Look through the records below, and copy out every line that holds the string "ylabel".
⁂
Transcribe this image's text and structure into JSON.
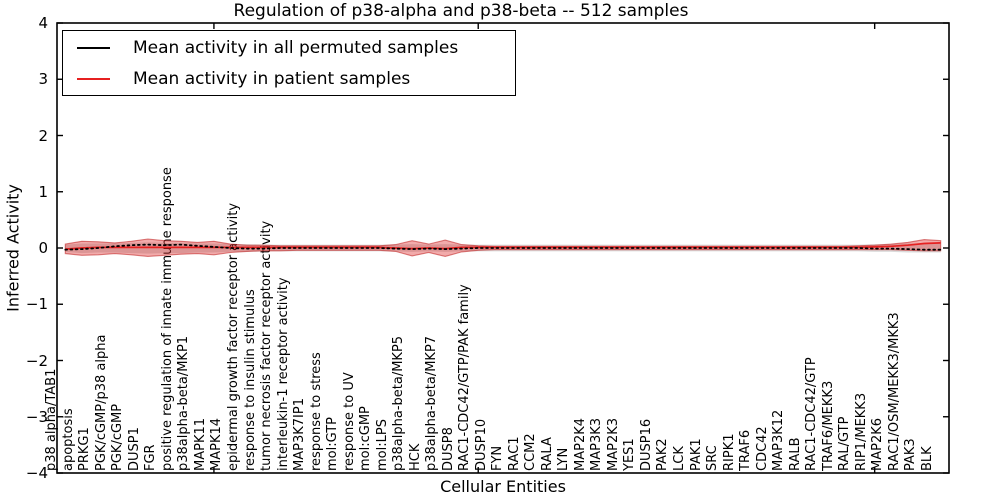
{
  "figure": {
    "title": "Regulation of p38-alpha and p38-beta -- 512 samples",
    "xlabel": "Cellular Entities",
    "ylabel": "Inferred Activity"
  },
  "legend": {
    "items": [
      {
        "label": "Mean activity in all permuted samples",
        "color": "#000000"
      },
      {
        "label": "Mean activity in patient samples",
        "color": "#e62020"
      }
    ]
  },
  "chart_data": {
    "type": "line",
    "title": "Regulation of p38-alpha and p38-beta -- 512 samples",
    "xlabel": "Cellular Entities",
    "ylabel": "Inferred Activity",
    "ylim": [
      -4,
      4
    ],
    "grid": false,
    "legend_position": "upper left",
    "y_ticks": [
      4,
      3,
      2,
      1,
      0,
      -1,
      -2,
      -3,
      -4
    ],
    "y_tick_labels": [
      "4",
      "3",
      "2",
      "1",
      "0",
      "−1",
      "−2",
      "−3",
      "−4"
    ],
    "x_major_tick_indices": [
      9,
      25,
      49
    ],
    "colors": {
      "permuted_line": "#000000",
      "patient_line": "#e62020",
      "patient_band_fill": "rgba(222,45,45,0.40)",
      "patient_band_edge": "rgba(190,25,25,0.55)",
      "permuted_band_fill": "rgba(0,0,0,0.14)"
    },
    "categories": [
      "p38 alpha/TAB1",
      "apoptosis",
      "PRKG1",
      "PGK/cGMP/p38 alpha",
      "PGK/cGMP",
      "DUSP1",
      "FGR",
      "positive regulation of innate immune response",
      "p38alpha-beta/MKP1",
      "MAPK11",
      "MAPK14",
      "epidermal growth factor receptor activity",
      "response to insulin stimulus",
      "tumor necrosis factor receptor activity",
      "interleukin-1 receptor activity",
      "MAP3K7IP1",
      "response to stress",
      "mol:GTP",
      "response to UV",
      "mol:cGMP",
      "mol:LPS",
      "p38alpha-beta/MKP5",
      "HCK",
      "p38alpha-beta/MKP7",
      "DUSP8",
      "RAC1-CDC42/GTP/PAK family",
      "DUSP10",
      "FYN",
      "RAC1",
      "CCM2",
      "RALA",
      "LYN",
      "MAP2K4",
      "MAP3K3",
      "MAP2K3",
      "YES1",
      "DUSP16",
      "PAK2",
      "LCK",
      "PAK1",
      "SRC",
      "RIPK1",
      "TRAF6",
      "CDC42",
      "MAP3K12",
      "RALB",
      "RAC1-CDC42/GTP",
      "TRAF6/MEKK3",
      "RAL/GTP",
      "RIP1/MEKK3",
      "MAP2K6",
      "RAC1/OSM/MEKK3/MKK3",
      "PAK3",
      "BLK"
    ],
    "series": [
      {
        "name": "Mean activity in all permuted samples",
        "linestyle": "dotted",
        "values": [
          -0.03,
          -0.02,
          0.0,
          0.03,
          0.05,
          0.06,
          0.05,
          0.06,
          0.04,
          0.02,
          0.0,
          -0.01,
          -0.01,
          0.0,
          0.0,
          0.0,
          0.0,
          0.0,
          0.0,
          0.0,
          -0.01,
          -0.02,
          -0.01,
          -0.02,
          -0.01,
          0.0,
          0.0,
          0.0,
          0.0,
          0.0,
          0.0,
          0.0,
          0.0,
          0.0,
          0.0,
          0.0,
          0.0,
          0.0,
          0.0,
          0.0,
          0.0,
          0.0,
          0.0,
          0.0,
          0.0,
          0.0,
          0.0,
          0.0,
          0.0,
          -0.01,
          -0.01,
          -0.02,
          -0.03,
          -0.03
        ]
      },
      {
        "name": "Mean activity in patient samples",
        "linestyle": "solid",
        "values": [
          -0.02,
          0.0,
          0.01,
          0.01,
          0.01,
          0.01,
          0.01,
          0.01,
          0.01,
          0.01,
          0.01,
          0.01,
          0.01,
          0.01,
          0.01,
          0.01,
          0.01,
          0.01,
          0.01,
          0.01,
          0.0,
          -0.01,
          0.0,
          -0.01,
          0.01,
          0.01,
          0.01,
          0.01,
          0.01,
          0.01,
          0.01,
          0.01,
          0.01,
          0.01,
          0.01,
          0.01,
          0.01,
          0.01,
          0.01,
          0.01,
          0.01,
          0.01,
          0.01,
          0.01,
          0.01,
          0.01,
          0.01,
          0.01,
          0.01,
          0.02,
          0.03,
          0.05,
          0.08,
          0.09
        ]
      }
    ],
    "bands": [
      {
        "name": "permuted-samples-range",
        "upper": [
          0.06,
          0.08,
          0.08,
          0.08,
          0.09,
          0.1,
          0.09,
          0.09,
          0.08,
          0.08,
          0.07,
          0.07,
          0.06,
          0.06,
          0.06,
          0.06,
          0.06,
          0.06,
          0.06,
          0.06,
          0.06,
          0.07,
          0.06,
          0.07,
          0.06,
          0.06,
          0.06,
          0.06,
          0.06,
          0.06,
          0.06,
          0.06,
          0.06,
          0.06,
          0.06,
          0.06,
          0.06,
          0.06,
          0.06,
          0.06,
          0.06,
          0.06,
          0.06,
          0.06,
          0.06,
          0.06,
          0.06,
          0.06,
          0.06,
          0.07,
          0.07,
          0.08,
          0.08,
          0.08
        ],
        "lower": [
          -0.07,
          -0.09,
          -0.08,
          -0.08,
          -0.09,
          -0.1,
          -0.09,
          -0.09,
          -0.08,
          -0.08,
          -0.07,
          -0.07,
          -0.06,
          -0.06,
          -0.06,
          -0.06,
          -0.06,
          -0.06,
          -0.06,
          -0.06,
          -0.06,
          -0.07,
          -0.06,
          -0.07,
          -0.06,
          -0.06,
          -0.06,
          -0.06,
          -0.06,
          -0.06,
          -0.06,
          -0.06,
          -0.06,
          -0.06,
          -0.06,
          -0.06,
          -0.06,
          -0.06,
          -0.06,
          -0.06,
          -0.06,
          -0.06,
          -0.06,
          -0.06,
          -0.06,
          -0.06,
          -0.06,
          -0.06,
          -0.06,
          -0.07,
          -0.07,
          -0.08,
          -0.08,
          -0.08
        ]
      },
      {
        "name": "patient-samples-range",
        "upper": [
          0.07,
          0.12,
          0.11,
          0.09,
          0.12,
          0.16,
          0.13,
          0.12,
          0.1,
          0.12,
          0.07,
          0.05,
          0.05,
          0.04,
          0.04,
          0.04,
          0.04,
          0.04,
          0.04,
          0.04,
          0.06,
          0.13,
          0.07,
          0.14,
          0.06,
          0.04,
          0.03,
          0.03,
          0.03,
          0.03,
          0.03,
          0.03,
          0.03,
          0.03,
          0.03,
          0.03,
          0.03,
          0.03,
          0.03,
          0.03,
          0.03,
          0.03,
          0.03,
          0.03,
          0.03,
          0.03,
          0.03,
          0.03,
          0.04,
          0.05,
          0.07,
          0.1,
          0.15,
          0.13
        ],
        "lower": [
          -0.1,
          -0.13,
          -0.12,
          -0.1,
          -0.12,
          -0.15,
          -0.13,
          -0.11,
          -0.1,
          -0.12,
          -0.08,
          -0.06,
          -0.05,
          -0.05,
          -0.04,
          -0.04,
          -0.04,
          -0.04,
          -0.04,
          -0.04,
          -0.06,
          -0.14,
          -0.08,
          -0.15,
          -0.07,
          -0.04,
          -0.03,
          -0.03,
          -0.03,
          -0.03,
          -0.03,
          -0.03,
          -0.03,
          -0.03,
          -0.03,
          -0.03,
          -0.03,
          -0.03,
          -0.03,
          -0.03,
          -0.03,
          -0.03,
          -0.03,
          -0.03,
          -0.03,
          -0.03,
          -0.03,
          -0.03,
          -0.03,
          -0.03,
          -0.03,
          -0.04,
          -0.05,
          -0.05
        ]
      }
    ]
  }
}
⁂
EXERCISE RESPONSE:
    "ylabel": "Inferred Activity"
    "ylabel": "Inferred Activity",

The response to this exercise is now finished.